◆ **GOAL**
Reproduce all of the data that follows, character for character.

◆ **ENTRIES SHOWN**
(begin)

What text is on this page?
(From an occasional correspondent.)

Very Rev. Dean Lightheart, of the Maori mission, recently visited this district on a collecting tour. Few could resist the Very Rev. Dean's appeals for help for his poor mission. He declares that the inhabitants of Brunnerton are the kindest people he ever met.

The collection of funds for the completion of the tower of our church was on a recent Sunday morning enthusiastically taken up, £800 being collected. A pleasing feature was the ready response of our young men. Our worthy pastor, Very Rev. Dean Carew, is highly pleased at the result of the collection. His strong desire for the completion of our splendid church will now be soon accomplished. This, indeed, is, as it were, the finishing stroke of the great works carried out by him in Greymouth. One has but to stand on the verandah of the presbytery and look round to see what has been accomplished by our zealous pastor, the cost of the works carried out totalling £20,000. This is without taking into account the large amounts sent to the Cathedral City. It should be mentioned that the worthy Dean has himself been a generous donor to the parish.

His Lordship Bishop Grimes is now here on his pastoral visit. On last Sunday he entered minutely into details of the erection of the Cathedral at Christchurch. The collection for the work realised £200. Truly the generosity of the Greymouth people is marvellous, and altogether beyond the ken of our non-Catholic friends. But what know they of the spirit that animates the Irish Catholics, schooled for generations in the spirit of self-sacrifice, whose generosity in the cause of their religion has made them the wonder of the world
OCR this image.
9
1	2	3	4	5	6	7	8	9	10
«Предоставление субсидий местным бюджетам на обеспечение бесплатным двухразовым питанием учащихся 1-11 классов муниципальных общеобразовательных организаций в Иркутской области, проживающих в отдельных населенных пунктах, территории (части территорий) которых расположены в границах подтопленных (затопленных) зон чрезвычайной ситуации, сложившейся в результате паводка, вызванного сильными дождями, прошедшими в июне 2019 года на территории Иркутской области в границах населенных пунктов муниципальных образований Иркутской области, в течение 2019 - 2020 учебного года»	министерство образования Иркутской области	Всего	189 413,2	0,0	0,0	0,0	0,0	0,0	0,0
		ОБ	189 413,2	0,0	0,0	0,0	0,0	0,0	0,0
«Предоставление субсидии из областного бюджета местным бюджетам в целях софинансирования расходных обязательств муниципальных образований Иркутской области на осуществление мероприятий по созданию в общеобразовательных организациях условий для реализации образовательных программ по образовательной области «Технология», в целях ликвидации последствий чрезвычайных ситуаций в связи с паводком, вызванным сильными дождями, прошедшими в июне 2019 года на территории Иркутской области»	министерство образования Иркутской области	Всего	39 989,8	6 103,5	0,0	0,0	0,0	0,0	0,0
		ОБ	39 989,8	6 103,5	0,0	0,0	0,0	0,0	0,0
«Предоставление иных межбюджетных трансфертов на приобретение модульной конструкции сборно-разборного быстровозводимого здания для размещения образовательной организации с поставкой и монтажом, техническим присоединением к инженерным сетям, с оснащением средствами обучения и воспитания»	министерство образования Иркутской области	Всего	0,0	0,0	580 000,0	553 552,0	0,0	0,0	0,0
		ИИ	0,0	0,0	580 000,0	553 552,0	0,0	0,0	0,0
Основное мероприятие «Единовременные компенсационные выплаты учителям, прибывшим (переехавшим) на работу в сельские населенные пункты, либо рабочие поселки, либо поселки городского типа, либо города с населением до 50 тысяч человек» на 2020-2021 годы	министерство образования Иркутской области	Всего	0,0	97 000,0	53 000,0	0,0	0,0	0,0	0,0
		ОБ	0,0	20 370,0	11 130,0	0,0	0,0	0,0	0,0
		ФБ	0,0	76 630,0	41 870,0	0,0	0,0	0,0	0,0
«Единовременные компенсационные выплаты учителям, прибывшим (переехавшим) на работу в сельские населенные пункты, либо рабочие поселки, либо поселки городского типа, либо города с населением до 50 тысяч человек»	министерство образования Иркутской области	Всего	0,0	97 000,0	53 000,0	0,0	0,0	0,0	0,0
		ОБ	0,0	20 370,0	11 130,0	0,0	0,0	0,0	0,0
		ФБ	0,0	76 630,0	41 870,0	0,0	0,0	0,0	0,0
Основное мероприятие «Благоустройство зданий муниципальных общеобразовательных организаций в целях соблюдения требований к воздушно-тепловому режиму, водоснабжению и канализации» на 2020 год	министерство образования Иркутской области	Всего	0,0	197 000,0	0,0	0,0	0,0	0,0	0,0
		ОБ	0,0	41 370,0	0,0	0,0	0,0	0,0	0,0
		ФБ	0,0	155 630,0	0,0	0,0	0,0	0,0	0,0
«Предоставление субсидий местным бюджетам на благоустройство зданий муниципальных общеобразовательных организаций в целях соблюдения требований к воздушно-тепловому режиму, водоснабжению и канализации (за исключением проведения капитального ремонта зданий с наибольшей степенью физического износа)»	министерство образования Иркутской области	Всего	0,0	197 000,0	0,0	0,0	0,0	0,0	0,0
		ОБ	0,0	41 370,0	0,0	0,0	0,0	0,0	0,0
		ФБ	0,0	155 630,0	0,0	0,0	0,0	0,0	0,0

(end)

◆ **EXERCISE RESULT**
What text is on this page?
(From an occasional correspondent.)

Very Rev. Dean Lightheart, of the Maori mission, recently visited this district on a collecting tour. Few could resist the Very Rev. Dean's appeals for help for his poor mission. He declares that the inhabitants of Brunnerton are the kindest people he ever met.

The collection of funds for the completion of the tower of our church was on a recent Sunday morning enthusiastically taken up, £800 being collected. A pleasing feature was the ready response of our young men. Our worthy pastor, Very Rev. Dean Carew, is highly pleased at the result of the collection. His strong desire for the completion of our splendid church will now be soon accomplished. This, indeed, is, as it were, the finishing stroke of the great works carried out by him in Greymouth. One has but to stand on the verandah of the presbytery and look round to see what has been accomplished by our zealous pastor, the cost of the works carried out totalling £20,000. This is without taking into account the large amounts sent to the Cathedral City. It should be mentioned that the worthy Dean has himself been a generous donor to the parish.

His Lordship Bishop Grimes is now here on his pastoral visit. On last Sunday he entered minutely into details of the erection of the Cathedral at Christchurch. The collection for the work realised £200. Truly the generosity of the Greymouth people is marvellous, and altogether beyond the ken of our non-Catholic friends. But what know they of the spirit that animates the Irish Catholics, schooled for generations in the spirit of self-sacrifice, whose generosity in the cause of their religion has made them the wonder of the world
OCR this image.
9
1	2	3	4	5	6	7	8	9	10
«Предоставление субсидий местным бюджетам на обеспечение бесплатным двухразовым питанием учащихся 1-11 классов муниципальных общеобразовательных организаций в Иркутской области, проживающих в отдельных населенных пунктах, территории (части территорий) которых расположены в границах подтопленных (затопленных) зон чрезвычайной ситуации, сложившейся в результате паводка, вызванного сильными дождями, прошедшими в июне 2019 года на территории Иркутской области в границах населенных пунктов муниципальных образований Иркутской области, в течение 2019 - 2020 учебного года»	министерство образования Иркутской области	Всего	189 413,2	0,0	0,0	0,0	0,0	0,0	0,0
		ОБ	189 413,2	0,0	0,0	0,0	0,0	0,0	0,0
«Предоставление субсидии из областного бюджета местным бюджетам в целях софинансирования расходных обязательств муниципальных образований Иркутской области на осуществление мероприятий по созданию в общеобразовательных организациях условий для реализации образовательных программ по образовательной области «Технология», в целях ликвидации последствий чрезвычайных ситуаций в связи с паводком, вызванным сильными дождями, прошедшими в июне 2019 года на территории Иркутской области»	министерство образования Иркутской области	Всего	39 989,8	6 103,5	0,0	0,0	0,0	0,0	0,0
		ОБ	39 989,8	6 103,5	0,0	0,0	0,0	0,0	0,0
«Предоставление иных межбюджетных трансфертов на приобретение модульной конструкции сборно-разборного быстровозводимого здания для размещения образовательной организации с поставкой и монтажом, техническим присоединением к инженерным сетям, с оснащением средствами обучения и воспитания»	министерство образования Иркутской области	Всего	0,0	0,0	580 000,0	553 552,0	0,0	0,0	0,0
		ИИ	0,0	0,0	580 000,0	553 552,0	0,0	0,0	0,0
Основное мероприятие «Единовременные компенсационные выплаты учителям, прибывшим (переехавшим) на работу в сельские населенные пункты, либо рабочие поселки, либо поселки городского типа, либо города с населением до 50 тысяч человек» на 2020-2021 годы	министерство образования Иркутской области	Всего	0,0	97 000,0	53 000,0	0,0	0,0	0,0	0,0
		ОБ	0,0	20 370,0	11 130,0	0,0	0,0	0,0	0,0
		ФБ	0,0	76 630,0	41 870,0	0,0	0,0	0,0	0,0
«Единовременные компенсационные выплаты учителям, прибывшим (переехавшим) на работу в сельские населенные пункты, либо рабочие поселки, либо поселки городского типа, либо города с населением до 50 тысяч человек»	министерство образования Иркутской области	Всего	0,0	97 000,0	53 000,0	0,0	0,0	0,0	0,0
		ОБ	0,0	20 370,0	11 130,0	0,0	0,0	0,0	0,0
		ФБ	0,0	76 630,0	41 870,0	0,0	0,0	0,0	0,0
Основное мероприятие «Благоустройство зданий муниципальных общеобразовательных организаций в целях соблюдения требований к воздушно-тепловому режиму, водоснабжению и канализации» на 2020 год	министерство образования Иркутской области	Всего	0,0	197 000,0	0,0	0,0	0,0	0,0	0,0
		ОБ	0,0	41 370,0	0,0	0,0	0,0	0,0	0,0
		ФБ	0,0	155 630,0	0,0	0,0	0,0	0,0	0,0
«Предоставление субсидий местным бюджетам на благоустройство зданий муниципальных общеобразовательных организаций в целях соблюдения требований к воздушно-тепловому режиму, водоснабжению и канализации (за исключением проведения капитального ремонта зданий с наибольшей степенью физического износа)»	министерство образования Иркутской области	Всего	0,0	197 000,0	0,0	0,0	0,0	0,0	0,0
		ОБ	0,0	41 370,0	0,0	0,0	0,0	0,0	0,0
		ФБ	0,0	155 630,0	0,0	0,0	0,0	0,0	0,0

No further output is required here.